**TO BE DONE:** Find each line with the string "name" and copy it.

** Start RAW DATA **

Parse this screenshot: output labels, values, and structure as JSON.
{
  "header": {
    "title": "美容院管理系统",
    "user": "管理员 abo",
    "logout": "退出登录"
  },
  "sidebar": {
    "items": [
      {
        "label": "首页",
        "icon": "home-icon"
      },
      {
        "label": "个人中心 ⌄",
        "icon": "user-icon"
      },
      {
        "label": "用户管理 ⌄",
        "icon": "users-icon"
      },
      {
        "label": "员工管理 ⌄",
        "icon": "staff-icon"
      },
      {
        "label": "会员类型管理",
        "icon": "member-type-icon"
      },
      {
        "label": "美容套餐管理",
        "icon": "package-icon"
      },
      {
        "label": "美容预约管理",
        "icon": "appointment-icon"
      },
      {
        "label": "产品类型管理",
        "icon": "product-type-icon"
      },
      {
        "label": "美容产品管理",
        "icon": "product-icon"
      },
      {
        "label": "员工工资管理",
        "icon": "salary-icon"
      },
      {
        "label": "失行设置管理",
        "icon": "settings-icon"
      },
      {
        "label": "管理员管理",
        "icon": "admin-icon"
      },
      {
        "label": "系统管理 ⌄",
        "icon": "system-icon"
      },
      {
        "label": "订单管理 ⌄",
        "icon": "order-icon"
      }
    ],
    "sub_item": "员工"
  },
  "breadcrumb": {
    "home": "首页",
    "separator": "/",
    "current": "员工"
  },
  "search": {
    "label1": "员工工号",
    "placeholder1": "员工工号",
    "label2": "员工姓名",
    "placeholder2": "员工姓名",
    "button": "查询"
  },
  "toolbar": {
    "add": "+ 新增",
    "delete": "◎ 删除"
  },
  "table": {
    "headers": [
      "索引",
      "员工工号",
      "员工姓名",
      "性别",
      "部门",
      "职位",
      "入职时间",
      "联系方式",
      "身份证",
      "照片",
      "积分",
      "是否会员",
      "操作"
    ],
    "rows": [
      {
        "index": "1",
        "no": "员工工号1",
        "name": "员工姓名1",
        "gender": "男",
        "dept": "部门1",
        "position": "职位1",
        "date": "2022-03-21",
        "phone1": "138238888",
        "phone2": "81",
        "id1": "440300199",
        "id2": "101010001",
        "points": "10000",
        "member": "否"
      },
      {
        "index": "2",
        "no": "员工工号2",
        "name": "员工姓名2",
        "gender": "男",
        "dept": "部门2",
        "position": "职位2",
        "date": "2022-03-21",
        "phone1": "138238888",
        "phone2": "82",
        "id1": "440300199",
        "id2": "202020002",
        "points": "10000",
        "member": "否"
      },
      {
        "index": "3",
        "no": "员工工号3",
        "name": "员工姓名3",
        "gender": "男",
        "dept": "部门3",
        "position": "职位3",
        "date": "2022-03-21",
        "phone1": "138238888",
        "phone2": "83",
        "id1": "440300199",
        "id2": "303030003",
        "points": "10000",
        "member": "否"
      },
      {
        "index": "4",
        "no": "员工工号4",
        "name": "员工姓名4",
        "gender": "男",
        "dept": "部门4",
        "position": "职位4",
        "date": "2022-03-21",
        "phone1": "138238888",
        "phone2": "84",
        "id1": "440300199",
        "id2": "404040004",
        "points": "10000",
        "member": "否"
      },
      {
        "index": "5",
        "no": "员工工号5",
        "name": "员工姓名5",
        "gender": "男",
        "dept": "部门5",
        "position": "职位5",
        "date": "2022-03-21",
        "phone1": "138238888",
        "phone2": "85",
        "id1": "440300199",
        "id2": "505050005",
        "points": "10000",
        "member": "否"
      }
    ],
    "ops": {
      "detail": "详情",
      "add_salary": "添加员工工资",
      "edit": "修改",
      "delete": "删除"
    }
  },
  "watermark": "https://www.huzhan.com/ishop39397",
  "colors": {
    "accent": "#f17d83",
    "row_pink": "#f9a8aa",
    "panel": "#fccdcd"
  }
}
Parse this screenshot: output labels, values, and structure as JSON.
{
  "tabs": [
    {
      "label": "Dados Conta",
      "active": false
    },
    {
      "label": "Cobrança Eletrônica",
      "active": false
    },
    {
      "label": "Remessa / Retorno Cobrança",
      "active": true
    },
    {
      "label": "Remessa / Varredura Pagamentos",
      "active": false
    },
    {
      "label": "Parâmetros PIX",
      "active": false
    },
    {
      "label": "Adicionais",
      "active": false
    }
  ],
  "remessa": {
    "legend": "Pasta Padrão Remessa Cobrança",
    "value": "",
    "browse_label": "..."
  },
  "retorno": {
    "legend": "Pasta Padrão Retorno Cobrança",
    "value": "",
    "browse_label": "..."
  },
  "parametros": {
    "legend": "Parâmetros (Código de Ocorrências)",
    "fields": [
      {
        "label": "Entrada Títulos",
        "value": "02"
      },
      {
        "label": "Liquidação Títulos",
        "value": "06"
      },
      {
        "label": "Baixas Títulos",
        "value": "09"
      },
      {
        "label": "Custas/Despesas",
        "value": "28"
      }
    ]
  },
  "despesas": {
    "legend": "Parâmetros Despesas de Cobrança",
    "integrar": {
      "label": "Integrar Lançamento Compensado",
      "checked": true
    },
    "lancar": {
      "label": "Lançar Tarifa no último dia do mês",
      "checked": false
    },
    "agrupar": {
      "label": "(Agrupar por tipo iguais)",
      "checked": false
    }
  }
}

** End RAW DATA **

**EXERCISE ANSWER:**
        "name": "员工姓名1",
        "name": "员工姓名2",
        "name": "员工姓名3",
        "name": "员工姓名4",
        "name": "员工姓名5",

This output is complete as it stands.